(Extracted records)
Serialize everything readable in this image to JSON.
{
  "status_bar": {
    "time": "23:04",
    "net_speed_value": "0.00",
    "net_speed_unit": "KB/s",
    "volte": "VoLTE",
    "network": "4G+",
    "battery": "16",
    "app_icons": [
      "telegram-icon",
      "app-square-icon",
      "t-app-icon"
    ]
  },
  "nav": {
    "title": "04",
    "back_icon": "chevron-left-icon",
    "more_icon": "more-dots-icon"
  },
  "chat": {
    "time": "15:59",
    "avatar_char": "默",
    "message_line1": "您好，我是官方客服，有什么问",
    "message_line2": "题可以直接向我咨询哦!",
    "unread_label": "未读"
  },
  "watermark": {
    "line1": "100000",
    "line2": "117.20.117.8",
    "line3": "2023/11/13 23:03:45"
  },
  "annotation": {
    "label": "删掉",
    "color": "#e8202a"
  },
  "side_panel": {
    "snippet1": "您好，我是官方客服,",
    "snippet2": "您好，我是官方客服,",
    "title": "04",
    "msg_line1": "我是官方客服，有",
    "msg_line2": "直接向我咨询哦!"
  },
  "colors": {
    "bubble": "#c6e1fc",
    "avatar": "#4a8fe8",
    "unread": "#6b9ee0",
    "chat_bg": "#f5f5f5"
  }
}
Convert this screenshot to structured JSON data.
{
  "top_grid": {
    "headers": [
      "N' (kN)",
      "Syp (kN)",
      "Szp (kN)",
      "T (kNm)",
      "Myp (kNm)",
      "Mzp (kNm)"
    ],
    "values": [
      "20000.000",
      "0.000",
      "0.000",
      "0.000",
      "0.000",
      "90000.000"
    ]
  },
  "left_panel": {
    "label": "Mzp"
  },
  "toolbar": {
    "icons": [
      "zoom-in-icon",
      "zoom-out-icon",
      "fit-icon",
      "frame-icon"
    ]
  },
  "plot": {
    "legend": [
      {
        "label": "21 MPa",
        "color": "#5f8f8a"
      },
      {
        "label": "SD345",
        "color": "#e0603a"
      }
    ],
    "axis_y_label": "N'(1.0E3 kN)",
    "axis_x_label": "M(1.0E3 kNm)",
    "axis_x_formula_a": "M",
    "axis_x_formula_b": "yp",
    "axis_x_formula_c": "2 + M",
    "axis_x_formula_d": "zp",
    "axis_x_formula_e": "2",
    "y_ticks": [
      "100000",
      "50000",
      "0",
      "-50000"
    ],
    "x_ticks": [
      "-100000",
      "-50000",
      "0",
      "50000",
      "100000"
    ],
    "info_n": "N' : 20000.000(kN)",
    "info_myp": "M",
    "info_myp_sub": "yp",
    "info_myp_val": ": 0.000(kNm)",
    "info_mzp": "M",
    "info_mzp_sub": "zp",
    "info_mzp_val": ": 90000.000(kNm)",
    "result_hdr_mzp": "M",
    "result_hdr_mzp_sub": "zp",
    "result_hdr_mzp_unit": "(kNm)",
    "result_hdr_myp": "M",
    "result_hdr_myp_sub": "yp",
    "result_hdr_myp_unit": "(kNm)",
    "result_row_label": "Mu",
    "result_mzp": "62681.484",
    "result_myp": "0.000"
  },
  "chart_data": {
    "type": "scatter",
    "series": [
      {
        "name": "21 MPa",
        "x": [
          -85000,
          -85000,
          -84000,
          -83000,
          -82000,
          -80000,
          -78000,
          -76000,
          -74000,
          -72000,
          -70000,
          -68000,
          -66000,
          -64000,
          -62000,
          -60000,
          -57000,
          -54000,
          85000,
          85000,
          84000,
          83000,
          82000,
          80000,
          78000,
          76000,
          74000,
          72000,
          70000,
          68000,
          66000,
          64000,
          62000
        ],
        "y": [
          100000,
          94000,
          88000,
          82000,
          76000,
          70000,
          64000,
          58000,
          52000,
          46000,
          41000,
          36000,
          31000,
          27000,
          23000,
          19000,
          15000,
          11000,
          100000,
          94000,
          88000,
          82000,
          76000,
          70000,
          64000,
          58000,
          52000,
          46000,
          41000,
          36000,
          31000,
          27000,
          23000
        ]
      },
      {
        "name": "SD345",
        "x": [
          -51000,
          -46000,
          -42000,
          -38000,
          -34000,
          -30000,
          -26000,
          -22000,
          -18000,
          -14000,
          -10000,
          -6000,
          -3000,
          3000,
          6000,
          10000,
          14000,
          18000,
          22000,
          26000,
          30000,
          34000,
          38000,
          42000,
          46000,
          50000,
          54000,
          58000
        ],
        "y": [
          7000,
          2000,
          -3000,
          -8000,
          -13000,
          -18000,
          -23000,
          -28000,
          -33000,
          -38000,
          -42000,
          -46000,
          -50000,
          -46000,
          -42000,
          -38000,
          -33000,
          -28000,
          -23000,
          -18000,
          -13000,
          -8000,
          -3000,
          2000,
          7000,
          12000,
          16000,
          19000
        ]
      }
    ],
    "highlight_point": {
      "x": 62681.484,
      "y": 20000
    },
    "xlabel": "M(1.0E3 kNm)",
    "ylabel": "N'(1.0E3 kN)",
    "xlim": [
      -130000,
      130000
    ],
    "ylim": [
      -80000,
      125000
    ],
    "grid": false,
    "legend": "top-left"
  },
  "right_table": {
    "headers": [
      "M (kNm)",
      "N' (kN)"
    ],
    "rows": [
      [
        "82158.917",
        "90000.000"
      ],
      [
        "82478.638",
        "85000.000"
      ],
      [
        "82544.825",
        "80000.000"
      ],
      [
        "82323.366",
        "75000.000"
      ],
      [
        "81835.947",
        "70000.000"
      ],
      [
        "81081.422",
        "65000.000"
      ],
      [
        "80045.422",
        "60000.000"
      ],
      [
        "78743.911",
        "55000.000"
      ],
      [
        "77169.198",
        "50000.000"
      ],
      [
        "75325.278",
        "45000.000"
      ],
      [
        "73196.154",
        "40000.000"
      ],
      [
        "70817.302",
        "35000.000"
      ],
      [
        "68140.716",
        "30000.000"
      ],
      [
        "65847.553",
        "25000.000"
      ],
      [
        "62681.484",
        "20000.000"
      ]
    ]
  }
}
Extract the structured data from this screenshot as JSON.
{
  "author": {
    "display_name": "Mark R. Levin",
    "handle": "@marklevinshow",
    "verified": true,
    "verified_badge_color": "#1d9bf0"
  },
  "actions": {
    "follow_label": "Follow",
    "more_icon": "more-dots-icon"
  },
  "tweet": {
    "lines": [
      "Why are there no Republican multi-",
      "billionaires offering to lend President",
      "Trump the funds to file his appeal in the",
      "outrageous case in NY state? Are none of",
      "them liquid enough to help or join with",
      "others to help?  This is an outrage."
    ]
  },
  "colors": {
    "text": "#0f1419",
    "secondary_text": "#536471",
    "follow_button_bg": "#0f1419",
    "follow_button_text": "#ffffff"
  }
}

**What you will do**
Return every entry exactly as given.

**Task solution**
Serialize everything readable in this image to JSON.
{
  "status_bar": {
    "time": "23:04",
    "net_speed_value": "0.00",
    "net_speed_unit": "KB/s",
    "volte": "VoLTE",
    "network": "4G+",
    "battery": "16",
    "app_icons": [
      "telegram-icon",
      "app-square-icon",
      "t-app-icon"
    ]
  },
  "nav": {
    "title": "04",
    "back_icon": "chevron-left-icon",
    "more_icon": "more-dots-icon"
  },
  "chat": {
    "time": "15:59",
    "avatar_char": "默",
    "message_line1": "您好，我是官方客服，有什么问",
    "message_line2": "题可以直接向我咨询哦!",
    "unread_label": "未读"
  },
  "watermark": {
    "line1": "100000",
    "line2": "117.20.117.8",
    "line3": "2023/11/13 23:03:45"
  },
  "annotation": {
    "label": "删掉",
    "color": "#e8202a"
  },
  "side_panel": {
    "snippet1": "您好，我是官方客服,",
    "snippet2": "您好，我是官方客服,",
    "title": "04",
    "msg_line1": "我是官方客服，有",
    "msg_line2": "直接向我咨询哦!"
  },
  "colors": {
    "bubble": "#c6e1fc",
    "avatar": "#4a8fe8",
    "unread": "#6b9ee0",
    "chat_bg": "#f5f5f5"
  }
}
Convert this screenshot to structured JSON data.
{
  "top_grid": {
    "headers": [
      "N' (kN)",
      "Syp (kN)",
      "Szp (kN)",
      "T (kNm)",
      "Myp (kNm)",
      "Mzp (kNm)"
    ],
    "values": [
      "20000.000",
      "0.000",
      "0.000",
      "0.000",
      "0.000",
      "90000.000"
    ]
  },
  "left_panel": {
    "label": "Mzp"
  },
  "toolbar": {
    "icons": [
      "zoom-in-icon",
      "zoom-out-icon",
      "fit-icon",
      "frame-icon"
    ]
  },
  "plot": {
    "legend": [
      {
        "label": "21 MPa",
        "color": "#5f8f8a"
      },
      {
        "label": "SD345",
        "color": "#e0603a"
      }
    ],
    "axis_y_label": "N'(1.0E3 kN)",
    "axis_x_label": "M(1.0E3 kNm)",
    "axis_x_formula_a": "M",
    "axis_x_formula_b": "yp",
    "axis_x_formula_c": "2 + M",
    "axis_x_formula_d": "zp",
    "axis_x_formula_e": "2",
    "y_ticks": [
      "100000",
      "50000",
      "0",
      "-50000"
    ],
    "x_ticks": [
      "-100000",
      "-50000",
      "0",
      "50000",
      "100000"
    ],
    "info_n": "N' : 20000.000(kN)",
    "info_myp": "M",
    "info_myp_sub": "yp",
    "info_myp_val": ": 0.000(kNm)",
    "info_mzp": "M",
    "info_mzp_sub": "zp",
    "info_mzp_val": ": 90000.000(kNm)",
    "result_hdr_mzp": "M",
    "result_hdr_mzp_sub": "zp",
    "result_hdr_mzp_unit": "(kNm)",
    "result_hdr_myp": "M",
    "result_hdr_myp_sub": "yp",
    "result_hdr_myp_unit": "(kNm)",
    "result_row_label": "Mu",
    "result_mzp": "62681.484",
    "result_myp": "0.000"
  },
  "chart_data": {
    "type": "scatter",
    "series": [
      {
        "name": "21 MPa",
        "x": [
          -85000,
          -85000,
          -84000,
          -83000,
          -82000,
          -80000,
          -78000,
          -76000,
          -74000,
          -72000,
          -70000,
          -68000,
          -66000,
          -64000,
          -62000,
          -60000,
          -57000,
          -54000,
          85000,
          85000,
          84000,
          83000,
          82000,
          80000,
          78000,
          76000,
          74000,
          72000,
          70000,
          68000,
          66000,
          64000,
          62000
        ],
        "y": [
          100000,
          94000,
          88000,
          82000,
          76000,
          70000,
          64000,
          58000,
          52000,
          46000,
          41000,
          36000,
          31000,
          27000,
          23000,
          19000,
          15000,
          11000,
          100000,
          94000,
          88000,
          82000,
          76000,
          70000,
          64000,
          58000,
          52000,
          46000,
          41000,
          36000,
          31000,
          27000,
          23000
        ]
      },
      {
        "name": "SD345",
        "x": [
          -51000,
          -46000,
          -42000,
          -38000,
          -34000,
          -30000,
          -26000,
          -22000,
          -18000,
          -14000,
          -10000,
          -6000,
          -3000,
          3000,
          6000,
          10000,
          14000,
          18000,
          22000,
          26000,
          30000,
          34000,
          38000,
          42000,
          46000,
          50000,
          54000,
          58000
        ],
        "y": [
          7000,
          2000,
          -3000,
          -8000,
          -13000,
          -18000,
          -23000,
          -28000,
          -33000,
          -38000,
          -42000,
          -46000,
          -50000,
          -46000,
          -42000,
          -38000,
          -33000,
          -28000,
          -23000,
          -18000,
          -13000,
          -8000,
          -3000,
          2000,
          7000,
          12000,
          16000,
          19000
        ]
      }
    ],
    "highlight_point": {
      "x": 62681.484,
      "y": 20000
    },
    "xlabel": "M(1.0E3 kNm)",
    "ylabel": "N'(1.0E3 kN)",
    "xlim": [
      -130000,
      130000
    ],
    "ylim": [
      -80000,
      125000
    ],
    "grid": false,
    "legend": "top-left"
  },
  "right_table": {
    "headers": [
      "M (kNm)",
      "N' (kN)"
    ],
    "rows": [
      [
        "82158.917",
        "90000.000"
      ],
      [
        "82478.638",
        "85000.000"
      ],
      [
        "82544.825",
        "80000.000"
      ],
      [
        "82323.366",
        "75000.000"
      ],
      [
        "81835.947",
        "70000.000"
      ],
      [
        "81081.422",
        "65000.000"
      ],
      [
        "80045.422",
        "60000.000"
      ],
      [
        "78743.911",
        "55000.000"
      ],
      [
        "77169.198",
        "50000.000"
      ],
      [
        "75325.278",
        "45000.000"
      ],
      [
        "73196.154",
        "40000.000"
      ],
      [
        "70817.302",
        "35000.000"
      ],
      [
        "68140.716",
        "30000.000"
      ],
      [
        "65847.553",
        "25000.000"
      ],
      [
        "62681.484",
        "20000.000"
      ]
    ]
  }
}
Extract the structured data from this screenshot as JSON.
{
  "author": {
    "display_name": "Mark R. Levin",
    "handle": "@marklevinshow",
    "verified": true,
    "verified_badge_color": "#1d9bf0"
  },
  "actions": {
    "follow_label": "Follow",
    "more_icon": "more-dots-icon"
  },
  "tweet": {
    "lines": [
      "Why are there no Republican multi-",
      "billionaires offering to lend President",
      "Trump the funds to file his appeal in the",
      "outrageous case in NY state? Are none of",
      "them liquid enough to help or join with",
      "others to help?  This is an outrage."
    ]
  },
  "colors": {
    "text": "#0f1419",
    "secondary_text": "#536471",
    "follow_button_bg": "#0f1419",
    "follow_button_text": "#ffffff"
  }
}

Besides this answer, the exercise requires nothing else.